*EXERCISE DESCRIPTION*.
Find the lines holding the word "visible" and collect them.

*DATA PROVIDED*.
_ _ _

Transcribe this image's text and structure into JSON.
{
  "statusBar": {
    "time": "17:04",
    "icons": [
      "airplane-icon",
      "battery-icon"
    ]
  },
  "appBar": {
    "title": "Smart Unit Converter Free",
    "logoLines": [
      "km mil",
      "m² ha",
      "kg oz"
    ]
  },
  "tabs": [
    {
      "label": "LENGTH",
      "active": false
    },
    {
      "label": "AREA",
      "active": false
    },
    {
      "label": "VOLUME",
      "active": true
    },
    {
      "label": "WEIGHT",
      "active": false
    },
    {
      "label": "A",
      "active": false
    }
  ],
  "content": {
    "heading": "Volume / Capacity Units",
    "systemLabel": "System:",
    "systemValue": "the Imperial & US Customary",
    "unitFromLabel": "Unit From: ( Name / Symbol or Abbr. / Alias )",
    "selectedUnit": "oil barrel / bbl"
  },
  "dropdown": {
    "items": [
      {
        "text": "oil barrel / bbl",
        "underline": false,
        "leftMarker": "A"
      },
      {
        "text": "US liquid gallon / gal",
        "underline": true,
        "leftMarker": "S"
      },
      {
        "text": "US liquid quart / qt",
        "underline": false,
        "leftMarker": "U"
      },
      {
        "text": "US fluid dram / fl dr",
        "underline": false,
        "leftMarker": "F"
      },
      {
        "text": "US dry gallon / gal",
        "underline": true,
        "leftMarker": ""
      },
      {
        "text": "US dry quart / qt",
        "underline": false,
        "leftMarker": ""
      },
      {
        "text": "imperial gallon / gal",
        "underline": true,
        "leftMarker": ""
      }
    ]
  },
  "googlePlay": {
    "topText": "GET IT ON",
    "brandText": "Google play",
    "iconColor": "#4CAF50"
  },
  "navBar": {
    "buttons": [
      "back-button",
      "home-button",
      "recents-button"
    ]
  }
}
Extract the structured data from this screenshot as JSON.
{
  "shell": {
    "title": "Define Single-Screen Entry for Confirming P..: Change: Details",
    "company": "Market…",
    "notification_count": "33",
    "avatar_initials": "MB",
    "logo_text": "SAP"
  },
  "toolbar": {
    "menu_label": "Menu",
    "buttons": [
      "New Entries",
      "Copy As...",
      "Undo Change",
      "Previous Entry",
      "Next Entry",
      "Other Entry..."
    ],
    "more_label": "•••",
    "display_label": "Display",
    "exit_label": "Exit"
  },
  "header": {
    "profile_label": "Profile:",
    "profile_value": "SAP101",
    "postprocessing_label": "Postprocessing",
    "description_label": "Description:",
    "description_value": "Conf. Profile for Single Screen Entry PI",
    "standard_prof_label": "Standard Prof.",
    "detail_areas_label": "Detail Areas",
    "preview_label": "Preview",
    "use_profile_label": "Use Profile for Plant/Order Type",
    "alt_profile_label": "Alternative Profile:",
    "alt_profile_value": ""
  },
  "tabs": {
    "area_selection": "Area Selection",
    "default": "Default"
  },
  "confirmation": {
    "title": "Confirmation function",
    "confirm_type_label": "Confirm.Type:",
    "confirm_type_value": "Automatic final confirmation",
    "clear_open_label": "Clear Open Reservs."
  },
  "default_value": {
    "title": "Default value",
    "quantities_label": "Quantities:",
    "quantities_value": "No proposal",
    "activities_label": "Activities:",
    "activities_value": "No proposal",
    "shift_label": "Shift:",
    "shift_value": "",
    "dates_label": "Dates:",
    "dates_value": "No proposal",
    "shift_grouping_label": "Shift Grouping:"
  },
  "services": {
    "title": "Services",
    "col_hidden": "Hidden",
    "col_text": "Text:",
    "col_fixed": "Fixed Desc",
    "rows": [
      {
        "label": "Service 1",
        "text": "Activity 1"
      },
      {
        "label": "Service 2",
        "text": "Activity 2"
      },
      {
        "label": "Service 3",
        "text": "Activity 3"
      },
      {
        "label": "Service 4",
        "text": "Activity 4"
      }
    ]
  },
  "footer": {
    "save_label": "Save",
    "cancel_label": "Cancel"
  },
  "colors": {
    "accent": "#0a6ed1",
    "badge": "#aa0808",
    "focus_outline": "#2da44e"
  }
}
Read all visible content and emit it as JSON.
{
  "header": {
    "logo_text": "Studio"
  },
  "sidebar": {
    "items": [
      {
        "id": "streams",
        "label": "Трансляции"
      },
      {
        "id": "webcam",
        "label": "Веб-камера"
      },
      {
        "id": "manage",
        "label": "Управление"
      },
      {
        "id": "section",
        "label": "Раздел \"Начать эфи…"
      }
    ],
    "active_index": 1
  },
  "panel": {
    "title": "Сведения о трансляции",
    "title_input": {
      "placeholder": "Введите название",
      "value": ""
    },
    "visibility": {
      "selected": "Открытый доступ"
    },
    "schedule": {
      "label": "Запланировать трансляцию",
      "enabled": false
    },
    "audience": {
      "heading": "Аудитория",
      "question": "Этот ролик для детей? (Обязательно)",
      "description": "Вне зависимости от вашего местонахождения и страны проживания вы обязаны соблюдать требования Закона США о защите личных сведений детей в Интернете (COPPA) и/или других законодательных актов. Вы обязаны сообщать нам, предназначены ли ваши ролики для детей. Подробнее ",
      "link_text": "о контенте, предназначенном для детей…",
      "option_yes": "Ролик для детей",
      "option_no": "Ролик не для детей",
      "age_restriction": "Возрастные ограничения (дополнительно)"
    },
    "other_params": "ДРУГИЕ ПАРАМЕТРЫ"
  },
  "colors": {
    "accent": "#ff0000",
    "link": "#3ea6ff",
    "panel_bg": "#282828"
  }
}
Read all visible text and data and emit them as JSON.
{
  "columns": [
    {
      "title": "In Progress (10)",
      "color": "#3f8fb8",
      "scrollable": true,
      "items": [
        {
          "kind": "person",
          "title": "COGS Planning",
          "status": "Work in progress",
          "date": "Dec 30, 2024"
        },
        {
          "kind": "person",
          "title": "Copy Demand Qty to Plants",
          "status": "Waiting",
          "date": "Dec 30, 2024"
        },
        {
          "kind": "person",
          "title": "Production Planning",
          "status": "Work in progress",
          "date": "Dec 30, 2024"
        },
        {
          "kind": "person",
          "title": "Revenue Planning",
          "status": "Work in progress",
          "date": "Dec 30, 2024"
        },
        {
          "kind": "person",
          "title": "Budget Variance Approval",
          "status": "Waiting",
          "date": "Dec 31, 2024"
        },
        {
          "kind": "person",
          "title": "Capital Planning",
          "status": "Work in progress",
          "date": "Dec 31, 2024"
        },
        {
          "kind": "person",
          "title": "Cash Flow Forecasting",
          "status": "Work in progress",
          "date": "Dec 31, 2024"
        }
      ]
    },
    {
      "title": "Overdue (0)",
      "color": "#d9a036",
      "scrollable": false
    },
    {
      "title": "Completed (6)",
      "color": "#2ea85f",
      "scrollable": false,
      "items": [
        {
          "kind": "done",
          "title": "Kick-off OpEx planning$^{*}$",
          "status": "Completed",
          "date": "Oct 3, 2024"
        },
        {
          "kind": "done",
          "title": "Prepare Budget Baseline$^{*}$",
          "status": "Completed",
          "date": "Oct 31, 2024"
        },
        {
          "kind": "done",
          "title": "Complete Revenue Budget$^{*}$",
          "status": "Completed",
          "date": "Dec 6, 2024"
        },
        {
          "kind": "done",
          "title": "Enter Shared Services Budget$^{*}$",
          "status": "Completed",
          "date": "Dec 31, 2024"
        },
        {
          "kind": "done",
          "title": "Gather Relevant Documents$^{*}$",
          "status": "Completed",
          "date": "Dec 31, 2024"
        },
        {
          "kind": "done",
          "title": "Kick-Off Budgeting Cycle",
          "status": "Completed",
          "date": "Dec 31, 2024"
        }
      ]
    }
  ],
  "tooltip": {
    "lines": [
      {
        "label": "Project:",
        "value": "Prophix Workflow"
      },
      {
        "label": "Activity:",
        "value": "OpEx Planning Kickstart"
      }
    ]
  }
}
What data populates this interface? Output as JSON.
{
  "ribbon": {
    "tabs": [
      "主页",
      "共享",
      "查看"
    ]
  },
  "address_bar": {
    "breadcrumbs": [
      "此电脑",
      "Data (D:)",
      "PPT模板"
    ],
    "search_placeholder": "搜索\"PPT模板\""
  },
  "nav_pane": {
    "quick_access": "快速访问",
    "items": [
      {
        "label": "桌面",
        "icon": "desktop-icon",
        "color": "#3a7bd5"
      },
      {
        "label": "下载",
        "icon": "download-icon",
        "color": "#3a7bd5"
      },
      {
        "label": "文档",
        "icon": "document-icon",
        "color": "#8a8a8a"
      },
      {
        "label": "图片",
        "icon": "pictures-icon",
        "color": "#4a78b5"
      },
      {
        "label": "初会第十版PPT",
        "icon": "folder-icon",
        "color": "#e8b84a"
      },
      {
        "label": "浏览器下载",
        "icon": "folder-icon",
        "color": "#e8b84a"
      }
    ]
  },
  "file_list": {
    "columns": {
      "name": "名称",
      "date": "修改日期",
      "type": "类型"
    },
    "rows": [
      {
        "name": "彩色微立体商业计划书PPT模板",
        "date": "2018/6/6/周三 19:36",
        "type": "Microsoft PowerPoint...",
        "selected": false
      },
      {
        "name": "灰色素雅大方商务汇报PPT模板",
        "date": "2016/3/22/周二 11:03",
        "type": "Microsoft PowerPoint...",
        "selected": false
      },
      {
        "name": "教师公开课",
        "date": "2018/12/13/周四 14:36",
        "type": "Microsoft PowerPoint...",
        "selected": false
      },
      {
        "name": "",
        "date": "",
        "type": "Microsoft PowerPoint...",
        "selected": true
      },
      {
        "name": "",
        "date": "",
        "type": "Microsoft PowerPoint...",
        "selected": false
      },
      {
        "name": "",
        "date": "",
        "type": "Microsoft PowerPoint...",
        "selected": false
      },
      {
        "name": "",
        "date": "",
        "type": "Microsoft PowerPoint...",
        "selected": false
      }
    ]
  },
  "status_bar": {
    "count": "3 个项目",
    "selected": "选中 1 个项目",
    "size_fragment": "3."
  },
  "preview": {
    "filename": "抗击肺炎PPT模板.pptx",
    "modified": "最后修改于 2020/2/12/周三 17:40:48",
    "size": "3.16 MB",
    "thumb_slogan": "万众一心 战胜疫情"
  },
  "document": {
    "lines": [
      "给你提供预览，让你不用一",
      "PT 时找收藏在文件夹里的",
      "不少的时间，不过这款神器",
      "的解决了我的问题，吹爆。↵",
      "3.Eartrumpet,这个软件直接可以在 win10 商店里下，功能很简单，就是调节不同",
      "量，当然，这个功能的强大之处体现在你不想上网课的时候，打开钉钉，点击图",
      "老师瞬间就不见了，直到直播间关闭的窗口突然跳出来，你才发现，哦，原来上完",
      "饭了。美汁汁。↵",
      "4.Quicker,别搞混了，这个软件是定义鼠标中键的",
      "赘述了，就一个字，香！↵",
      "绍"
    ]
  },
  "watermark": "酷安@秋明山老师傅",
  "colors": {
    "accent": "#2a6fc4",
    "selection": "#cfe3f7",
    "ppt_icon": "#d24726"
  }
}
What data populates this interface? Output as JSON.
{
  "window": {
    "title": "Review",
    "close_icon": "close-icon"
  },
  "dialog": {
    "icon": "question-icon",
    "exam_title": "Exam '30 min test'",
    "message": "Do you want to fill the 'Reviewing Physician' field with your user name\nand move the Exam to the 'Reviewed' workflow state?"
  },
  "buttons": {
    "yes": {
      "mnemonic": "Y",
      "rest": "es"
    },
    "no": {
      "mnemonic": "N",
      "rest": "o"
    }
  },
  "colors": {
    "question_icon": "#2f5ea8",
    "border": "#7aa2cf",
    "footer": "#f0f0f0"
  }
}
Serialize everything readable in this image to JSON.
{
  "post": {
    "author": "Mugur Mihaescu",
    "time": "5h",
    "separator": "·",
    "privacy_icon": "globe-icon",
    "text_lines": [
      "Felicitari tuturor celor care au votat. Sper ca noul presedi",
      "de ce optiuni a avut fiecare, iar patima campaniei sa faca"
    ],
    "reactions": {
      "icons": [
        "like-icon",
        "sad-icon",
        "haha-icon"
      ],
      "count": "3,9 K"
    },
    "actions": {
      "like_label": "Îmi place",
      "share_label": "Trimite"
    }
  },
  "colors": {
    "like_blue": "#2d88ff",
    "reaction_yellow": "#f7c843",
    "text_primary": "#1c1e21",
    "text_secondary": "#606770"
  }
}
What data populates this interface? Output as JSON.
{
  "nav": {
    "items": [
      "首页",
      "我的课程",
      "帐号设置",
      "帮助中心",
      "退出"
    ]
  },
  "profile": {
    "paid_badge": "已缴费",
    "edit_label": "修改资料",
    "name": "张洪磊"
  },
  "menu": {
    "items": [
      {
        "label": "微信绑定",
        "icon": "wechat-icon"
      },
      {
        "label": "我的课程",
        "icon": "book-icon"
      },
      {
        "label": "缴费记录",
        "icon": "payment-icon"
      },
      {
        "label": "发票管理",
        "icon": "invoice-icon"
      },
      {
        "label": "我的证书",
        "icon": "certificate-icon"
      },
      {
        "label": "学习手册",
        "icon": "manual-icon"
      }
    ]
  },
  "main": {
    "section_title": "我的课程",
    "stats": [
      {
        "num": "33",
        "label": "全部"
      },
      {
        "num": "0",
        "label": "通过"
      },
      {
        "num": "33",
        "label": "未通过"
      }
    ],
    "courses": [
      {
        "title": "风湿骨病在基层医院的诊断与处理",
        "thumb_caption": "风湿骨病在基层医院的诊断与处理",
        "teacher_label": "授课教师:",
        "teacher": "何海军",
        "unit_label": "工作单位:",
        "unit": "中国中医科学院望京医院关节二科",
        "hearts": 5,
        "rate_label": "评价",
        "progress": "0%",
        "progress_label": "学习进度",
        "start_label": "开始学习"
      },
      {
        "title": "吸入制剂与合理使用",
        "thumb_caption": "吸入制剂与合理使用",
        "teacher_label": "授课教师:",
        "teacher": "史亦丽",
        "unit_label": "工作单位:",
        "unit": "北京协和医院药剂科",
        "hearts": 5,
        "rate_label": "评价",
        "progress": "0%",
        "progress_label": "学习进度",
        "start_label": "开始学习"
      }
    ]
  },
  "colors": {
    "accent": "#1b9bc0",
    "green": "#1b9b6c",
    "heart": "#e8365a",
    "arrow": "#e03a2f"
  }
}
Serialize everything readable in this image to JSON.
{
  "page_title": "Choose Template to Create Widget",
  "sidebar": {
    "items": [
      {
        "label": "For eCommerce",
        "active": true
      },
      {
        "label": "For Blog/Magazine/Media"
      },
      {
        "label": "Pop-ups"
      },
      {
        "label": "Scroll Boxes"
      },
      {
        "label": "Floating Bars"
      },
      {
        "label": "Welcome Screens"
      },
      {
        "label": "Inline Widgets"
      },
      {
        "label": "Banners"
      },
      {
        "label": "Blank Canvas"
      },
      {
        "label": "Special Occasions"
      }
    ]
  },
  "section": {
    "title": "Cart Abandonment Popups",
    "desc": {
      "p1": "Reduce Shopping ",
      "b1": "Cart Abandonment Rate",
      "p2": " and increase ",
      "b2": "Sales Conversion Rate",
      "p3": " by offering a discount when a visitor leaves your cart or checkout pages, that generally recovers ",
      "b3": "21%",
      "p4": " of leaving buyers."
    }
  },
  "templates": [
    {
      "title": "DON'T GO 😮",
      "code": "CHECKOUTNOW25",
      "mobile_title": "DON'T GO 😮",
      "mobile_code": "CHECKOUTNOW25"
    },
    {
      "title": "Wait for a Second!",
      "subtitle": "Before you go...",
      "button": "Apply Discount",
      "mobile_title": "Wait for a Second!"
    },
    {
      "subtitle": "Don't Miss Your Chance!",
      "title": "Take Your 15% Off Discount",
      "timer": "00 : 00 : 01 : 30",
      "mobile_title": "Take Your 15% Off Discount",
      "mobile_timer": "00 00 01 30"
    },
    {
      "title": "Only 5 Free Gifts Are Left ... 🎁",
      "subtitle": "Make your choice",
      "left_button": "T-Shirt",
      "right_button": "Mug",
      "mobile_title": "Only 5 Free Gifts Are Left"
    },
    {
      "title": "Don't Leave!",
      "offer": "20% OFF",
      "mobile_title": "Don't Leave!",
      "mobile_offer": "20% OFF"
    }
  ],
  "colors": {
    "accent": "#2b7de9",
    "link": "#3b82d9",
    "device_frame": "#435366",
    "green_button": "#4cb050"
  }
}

_ _ _

*PROBLEM SOLUTION*.
Read all visible content and emit it as JSON.
Read all visible text and data and emit them as JSON.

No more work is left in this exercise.